**Aim**
Find the lines holding the string "JSON" in the data, then copy all of them.

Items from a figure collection
· · ·

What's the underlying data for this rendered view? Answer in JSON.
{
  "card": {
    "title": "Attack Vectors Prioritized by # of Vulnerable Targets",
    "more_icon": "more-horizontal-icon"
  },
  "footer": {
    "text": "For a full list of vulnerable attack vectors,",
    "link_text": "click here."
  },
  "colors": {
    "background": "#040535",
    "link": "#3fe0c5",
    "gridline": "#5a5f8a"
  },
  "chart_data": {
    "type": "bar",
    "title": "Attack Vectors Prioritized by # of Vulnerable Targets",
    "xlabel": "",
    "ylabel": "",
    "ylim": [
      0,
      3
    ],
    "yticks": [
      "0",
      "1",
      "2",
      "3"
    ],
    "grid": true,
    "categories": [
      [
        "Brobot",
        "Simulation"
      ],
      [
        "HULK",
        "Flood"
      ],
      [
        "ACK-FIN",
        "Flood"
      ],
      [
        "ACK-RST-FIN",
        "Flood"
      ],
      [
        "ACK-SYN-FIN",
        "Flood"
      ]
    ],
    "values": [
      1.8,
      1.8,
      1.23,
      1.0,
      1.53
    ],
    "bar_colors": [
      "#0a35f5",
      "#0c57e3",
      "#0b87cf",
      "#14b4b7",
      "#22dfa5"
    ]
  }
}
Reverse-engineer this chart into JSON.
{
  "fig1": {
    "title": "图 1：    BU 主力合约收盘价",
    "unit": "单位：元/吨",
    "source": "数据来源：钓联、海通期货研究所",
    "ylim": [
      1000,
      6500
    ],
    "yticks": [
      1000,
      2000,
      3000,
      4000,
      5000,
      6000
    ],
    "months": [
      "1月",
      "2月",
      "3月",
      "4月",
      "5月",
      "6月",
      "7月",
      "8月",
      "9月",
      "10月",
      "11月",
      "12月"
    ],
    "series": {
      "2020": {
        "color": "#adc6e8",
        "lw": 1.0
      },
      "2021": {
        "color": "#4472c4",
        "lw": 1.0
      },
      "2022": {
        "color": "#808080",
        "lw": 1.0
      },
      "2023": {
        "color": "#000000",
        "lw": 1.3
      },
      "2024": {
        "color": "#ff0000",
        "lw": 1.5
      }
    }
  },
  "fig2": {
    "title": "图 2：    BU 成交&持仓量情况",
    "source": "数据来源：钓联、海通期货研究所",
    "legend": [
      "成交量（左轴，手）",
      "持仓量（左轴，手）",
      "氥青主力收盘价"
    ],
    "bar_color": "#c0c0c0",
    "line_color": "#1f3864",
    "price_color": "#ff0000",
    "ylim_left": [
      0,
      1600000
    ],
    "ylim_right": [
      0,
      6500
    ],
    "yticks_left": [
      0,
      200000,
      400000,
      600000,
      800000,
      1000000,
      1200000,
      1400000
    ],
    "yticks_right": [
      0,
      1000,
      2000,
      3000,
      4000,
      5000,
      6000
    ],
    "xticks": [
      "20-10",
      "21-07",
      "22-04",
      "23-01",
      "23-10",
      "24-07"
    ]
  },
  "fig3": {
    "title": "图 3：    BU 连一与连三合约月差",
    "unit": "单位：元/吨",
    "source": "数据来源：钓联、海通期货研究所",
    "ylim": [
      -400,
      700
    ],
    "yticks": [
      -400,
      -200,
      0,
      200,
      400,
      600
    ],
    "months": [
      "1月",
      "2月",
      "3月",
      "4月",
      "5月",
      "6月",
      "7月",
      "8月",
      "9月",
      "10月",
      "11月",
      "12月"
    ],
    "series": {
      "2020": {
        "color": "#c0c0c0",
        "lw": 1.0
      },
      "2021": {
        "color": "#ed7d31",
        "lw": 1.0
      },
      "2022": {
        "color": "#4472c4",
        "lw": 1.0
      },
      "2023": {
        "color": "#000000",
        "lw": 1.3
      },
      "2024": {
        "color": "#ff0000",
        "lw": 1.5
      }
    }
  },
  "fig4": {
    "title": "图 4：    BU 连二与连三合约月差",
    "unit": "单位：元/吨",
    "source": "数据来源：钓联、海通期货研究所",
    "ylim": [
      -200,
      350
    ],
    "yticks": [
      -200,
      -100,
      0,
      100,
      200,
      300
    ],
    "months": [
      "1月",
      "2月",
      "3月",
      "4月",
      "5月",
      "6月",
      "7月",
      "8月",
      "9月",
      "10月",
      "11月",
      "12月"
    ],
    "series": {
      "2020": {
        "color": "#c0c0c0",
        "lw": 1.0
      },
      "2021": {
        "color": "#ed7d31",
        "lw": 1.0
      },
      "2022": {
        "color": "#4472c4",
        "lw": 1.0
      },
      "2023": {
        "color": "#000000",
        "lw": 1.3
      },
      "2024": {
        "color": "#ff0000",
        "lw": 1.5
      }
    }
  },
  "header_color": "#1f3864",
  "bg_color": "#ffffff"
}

· · ·

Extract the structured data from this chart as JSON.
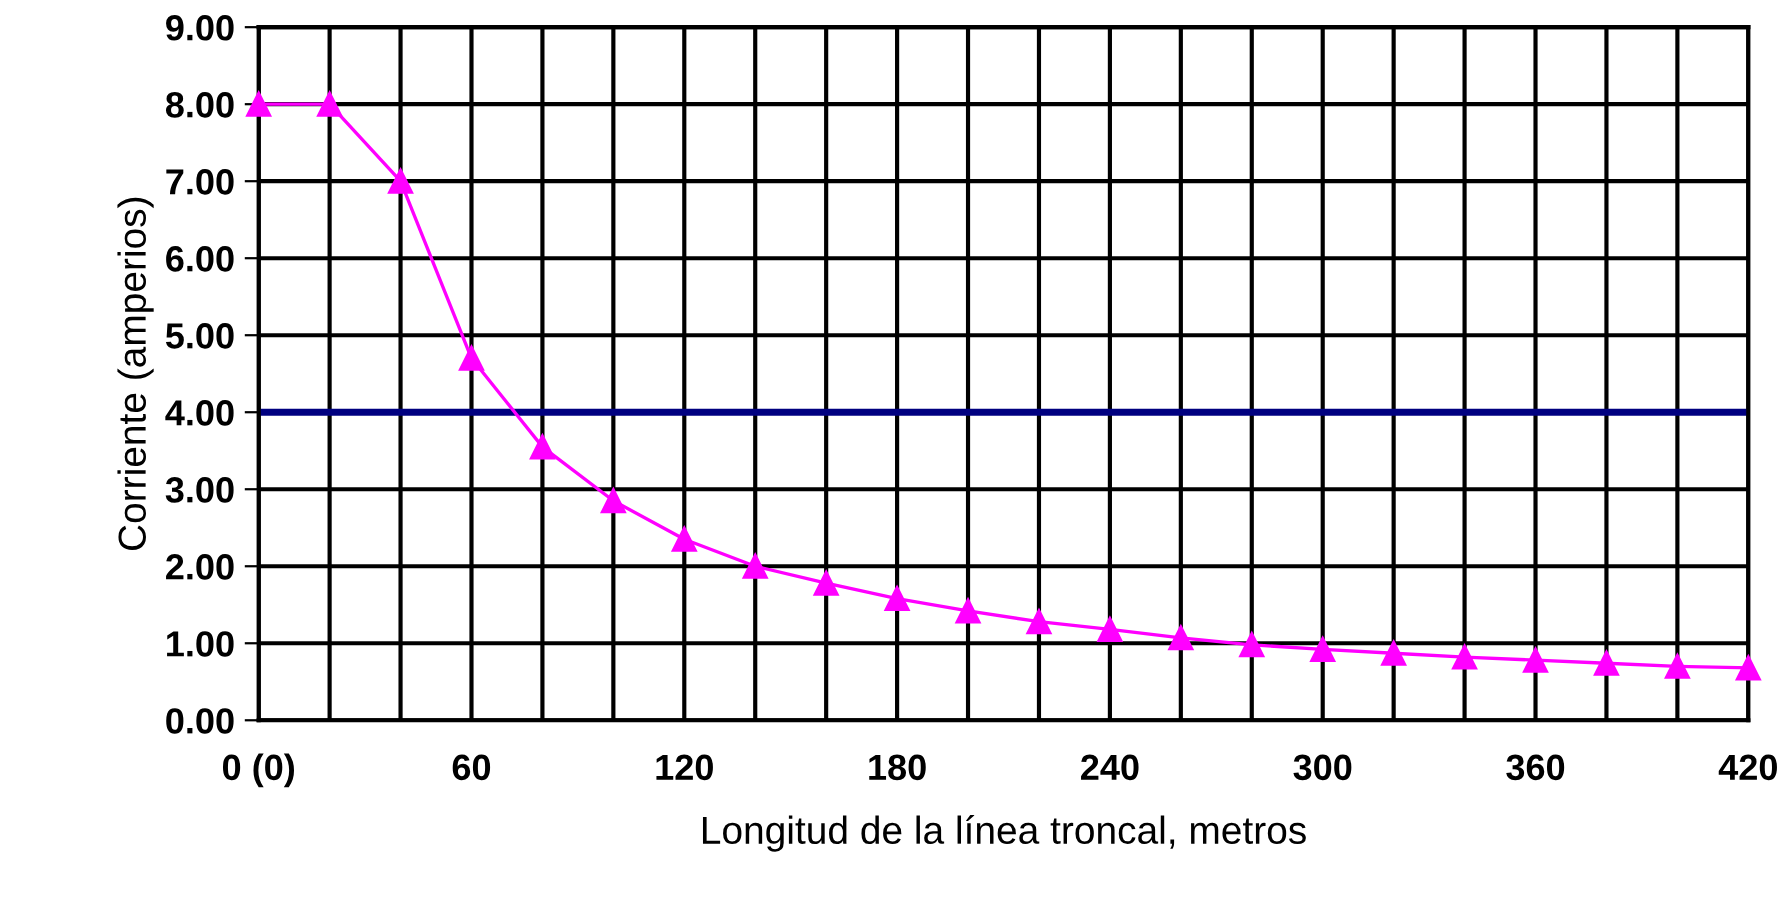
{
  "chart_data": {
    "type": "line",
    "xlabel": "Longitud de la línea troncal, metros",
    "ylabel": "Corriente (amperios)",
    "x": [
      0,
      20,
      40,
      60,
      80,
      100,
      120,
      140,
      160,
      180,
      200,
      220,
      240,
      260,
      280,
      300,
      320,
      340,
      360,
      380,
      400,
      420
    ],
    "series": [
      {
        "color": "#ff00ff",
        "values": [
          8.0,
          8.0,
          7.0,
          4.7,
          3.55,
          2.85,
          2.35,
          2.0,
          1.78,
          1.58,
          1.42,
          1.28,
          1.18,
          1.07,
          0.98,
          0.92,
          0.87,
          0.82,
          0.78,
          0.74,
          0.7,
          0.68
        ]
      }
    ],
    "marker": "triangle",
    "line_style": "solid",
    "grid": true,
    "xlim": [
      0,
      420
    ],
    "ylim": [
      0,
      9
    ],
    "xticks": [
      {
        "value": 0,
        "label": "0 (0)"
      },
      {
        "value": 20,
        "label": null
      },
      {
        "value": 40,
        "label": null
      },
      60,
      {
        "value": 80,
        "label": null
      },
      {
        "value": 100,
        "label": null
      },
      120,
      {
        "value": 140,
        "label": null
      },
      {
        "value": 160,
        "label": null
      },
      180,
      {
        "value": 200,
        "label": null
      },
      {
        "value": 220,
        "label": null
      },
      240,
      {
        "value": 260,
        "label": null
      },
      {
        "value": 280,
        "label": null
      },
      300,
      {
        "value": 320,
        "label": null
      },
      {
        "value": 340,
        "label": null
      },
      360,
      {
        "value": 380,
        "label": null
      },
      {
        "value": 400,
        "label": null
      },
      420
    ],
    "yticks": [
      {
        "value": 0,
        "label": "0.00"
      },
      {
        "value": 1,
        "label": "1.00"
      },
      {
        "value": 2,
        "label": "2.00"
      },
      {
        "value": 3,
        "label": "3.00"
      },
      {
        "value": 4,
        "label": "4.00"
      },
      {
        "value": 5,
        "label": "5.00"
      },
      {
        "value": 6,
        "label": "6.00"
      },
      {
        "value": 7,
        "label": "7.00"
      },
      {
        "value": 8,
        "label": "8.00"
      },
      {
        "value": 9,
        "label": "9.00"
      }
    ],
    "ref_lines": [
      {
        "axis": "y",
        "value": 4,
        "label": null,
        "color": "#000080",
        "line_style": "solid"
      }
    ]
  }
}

· · ·

**In response**
What's the underlying data for this rendered view? Answer in JSON.
Reverse-engineer this chart into JSON.
Extract the structured data from this chart as JSON.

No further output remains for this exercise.